● Aim of the exercise: Leave out the pictures and repeat the rest of the material exactly.
---------- Exercise input
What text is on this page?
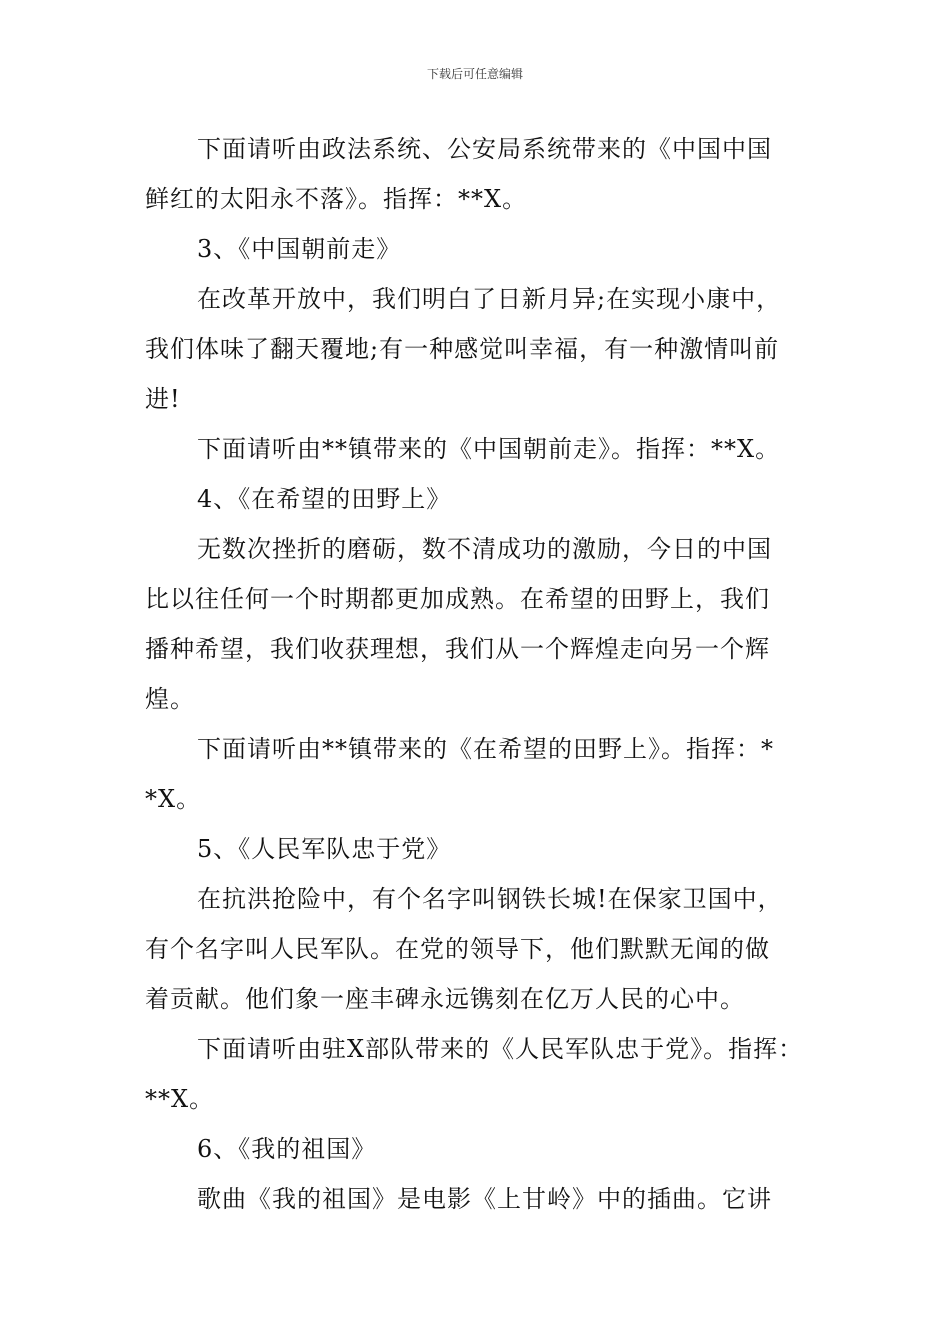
下载后可任意编辑
下面请听由政法系统、公安局系统带来的《中国中国
鲜红的太阳永不落》。指挥：**X。
3、《中国朝前走》
在改革开放中，我们明白了日新月异;在实现小康中，
我们体味了翻天覆地;有一种感觉叫幸福，有一种激情叫前
进!
下面请听由**镇带来的《中国朝前走》。指挥：**X。
4、《在希望的田野上》
无数次挫折的磨砺，数不清成功的激励，今日的中国
比以往任何一个时期都更加成熟。在希望的田野上，我们
播种希望，我们收获理想，我们从一个辉煌走向另一个辉
煌。
下面请听由**镇带来的《在希望的田野上》。指挥：*
*X。
5、《人民军队忠于党》
在抗洪抢险中，有个名字叫钢铁长城!在保家卫国中，
有个名字叫人民军队。在党的领导下，他们默默无闻的做
着贡献。他们象一座丰碑永远镌刻在亿万人民的心中。
下面请听由驻X部队带来的《人民军队忠于党》。指挥：
**X。
6、《我的祖国》
歌曲《我的祖国》是电影《上甘岭》中的插曲。它讲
--------------------
● Solution to this task:
What text is on this page?
下载后可任意编辑
下面请听由政法系统、公安局系统带来的《中国中国
鲜红的太阳永不落》。指挥：**X。
3、《中国朝前走》
在改革开放中，我们明白了日新月异;在实现小康中，
我们体味了翻天覆地;有一种感觉叫幸福，有一种激情叫前
进!
下面请听由**镇带来的《中国朝前走》。指挥：**X。
4、《在希望的田野上》
无数次挫折的磨砺，数不清成功的激励，今日的中国
比以往任何一个时期都更加成熟。在希望的田野上，我们
播种希望，我们收获理想，我们从一个辉煌走向另一个辉
煌。
下面请听由**镇带来的《在希望的田野上》。指挥：*
*X。
5、《人民军队忠于党》
在抗洪抢险中，有个名字叫钢铁长城!在保家卫国中，
有个名字叫人民军队。在党的领导下，他们默默无闻的做
着贡献。他们象一座丰碑永远镌刻在亿万人民的心中。
下面请听由驻X部队带来的《人民军队忠于党》。指挥：
**X。
6、《我的祖国》
歌曲《我的祖国》是电影《上甘岭》中的插曲。它讲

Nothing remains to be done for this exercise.